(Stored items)
** START **
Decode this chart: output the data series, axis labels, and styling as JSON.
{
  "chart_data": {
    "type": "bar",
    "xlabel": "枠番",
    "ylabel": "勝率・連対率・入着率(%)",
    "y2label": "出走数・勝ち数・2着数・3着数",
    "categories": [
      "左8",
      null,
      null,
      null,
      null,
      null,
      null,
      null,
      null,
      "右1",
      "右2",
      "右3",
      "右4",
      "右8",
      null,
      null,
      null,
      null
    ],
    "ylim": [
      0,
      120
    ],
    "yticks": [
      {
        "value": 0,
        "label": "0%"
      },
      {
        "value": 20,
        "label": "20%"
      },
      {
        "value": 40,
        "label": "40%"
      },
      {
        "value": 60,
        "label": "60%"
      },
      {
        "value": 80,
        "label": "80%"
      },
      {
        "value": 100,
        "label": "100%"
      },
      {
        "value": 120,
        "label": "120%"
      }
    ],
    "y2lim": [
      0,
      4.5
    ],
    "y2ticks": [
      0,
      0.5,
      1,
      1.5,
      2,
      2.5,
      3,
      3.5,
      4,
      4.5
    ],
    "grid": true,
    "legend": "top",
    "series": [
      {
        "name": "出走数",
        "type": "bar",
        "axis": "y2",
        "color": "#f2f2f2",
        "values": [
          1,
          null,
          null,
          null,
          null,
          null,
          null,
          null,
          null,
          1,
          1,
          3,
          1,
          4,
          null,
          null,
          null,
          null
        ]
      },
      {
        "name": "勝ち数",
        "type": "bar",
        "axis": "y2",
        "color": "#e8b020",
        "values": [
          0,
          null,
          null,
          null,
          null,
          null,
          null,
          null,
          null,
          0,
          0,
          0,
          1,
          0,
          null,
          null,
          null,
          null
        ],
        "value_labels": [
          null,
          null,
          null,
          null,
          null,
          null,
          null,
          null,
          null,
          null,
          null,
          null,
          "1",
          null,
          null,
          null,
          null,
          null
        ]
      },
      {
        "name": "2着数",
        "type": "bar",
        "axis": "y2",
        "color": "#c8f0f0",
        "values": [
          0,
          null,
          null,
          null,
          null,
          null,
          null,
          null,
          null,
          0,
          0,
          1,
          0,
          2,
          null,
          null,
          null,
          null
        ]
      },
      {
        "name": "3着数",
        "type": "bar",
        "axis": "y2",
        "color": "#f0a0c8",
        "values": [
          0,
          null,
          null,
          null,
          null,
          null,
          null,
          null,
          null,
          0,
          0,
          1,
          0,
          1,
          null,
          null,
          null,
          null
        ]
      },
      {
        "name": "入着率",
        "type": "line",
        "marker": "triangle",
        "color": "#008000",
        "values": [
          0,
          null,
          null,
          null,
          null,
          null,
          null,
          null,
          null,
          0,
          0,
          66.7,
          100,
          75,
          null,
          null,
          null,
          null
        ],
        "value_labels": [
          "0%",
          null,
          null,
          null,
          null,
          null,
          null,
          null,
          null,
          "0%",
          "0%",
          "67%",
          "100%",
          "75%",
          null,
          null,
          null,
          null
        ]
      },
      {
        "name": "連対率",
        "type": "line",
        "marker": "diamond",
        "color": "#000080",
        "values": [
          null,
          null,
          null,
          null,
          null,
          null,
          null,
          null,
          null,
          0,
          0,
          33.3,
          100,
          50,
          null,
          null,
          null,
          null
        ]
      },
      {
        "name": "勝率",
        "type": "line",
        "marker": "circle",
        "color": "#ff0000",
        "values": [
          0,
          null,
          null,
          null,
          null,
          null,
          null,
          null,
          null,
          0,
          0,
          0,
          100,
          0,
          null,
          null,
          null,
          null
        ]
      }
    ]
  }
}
** END **
*WHAT TO PRODUCE*
Across the preceding material, how many lines contain the word "series"? State the number alone.

*SOLUTION TO THIS EXERCISE*
2